— Objective —
Write only the number of lines in the records beneath that hold "Address".

[Figure content listings]
--*--

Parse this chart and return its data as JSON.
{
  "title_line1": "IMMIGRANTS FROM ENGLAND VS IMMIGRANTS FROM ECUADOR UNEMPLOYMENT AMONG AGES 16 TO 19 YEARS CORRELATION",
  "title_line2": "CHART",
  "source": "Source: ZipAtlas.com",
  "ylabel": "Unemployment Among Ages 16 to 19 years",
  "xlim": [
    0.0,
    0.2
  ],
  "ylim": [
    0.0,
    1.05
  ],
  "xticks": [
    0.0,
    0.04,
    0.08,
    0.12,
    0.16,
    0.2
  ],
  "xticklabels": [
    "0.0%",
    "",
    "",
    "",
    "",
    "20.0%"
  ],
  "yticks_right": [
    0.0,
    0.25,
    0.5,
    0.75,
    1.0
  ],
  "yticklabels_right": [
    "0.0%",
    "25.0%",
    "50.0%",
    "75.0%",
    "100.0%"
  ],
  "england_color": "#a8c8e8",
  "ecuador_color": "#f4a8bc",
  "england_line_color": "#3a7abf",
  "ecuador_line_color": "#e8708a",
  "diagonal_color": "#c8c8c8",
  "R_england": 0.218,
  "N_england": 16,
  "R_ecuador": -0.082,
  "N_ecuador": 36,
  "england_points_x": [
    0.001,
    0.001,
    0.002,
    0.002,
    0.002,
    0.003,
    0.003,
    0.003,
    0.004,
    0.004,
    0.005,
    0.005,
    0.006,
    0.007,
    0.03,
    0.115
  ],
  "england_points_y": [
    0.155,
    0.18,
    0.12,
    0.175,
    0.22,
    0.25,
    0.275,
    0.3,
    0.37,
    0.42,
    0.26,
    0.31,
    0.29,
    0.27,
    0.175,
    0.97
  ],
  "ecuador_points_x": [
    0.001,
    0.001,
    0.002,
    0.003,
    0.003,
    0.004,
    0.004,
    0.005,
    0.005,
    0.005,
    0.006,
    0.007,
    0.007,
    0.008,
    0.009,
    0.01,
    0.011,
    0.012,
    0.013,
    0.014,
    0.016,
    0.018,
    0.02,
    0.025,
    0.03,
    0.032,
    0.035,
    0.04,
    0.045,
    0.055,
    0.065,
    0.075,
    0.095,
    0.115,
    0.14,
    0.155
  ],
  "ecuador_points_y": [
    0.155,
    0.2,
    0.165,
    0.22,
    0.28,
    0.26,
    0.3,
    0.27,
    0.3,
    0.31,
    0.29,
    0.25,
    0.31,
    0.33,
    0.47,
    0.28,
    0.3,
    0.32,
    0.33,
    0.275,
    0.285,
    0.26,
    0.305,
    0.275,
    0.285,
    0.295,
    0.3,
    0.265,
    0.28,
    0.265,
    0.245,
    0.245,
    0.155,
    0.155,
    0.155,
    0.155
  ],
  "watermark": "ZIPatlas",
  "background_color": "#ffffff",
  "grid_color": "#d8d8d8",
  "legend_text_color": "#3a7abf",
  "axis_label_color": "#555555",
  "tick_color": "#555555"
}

--*--

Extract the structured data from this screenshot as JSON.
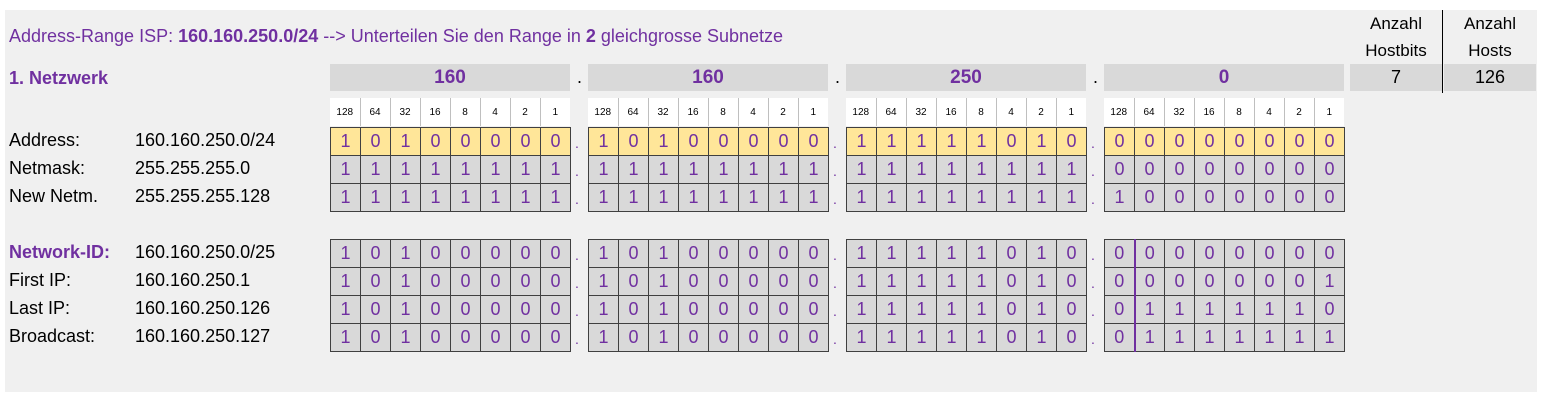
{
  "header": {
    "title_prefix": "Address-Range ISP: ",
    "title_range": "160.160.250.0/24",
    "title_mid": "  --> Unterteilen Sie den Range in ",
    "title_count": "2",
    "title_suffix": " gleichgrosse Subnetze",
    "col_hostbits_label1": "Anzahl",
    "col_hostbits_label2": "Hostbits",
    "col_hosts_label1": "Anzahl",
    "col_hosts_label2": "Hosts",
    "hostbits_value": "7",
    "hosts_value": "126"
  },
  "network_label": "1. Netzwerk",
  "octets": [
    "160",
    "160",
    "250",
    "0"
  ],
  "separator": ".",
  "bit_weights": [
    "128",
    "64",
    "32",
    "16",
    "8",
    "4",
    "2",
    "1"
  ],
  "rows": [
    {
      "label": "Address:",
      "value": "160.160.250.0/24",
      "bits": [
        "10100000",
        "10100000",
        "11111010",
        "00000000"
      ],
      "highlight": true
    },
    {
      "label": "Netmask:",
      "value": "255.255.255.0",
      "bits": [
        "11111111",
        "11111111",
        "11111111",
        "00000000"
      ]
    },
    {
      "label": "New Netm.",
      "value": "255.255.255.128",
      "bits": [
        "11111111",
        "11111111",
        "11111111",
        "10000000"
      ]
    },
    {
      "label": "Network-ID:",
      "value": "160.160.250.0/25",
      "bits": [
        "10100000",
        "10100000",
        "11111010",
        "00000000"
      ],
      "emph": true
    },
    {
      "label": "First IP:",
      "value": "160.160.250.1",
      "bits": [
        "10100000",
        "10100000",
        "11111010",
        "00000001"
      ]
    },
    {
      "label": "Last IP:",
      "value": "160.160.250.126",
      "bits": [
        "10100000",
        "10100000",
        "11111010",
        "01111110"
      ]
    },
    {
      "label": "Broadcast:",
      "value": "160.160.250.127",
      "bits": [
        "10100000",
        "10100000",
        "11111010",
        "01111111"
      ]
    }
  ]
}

--*--

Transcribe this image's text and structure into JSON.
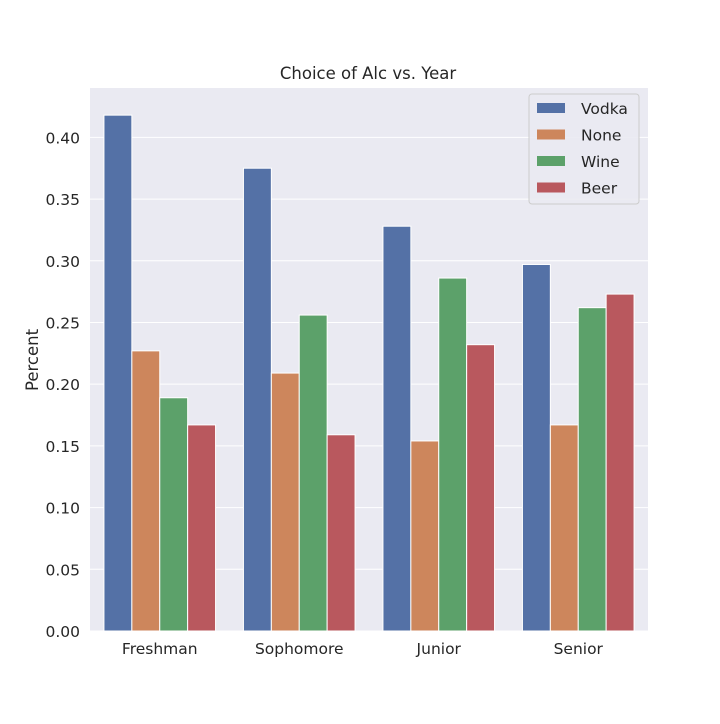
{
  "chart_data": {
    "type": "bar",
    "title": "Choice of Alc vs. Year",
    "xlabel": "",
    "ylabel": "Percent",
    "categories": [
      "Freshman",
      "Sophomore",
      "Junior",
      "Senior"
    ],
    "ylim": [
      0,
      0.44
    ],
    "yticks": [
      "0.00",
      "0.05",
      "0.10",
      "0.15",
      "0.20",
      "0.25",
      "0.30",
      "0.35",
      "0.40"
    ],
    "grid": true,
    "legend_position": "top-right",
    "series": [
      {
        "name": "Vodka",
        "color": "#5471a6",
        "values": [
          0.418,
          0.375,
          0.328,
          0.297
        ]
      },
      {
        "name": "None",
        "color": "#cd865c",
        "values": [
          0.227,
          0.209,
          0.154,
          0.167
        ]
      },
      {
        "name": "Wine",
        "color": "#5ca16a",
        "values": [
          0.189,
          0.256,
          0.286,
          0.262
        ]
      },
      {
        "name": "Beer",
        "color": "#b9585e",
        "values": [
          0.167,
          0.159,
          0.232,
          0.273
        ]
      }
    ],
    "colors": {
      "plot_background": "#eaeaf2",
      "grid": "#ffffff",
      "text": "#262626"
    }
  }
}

--*--

— Output —
2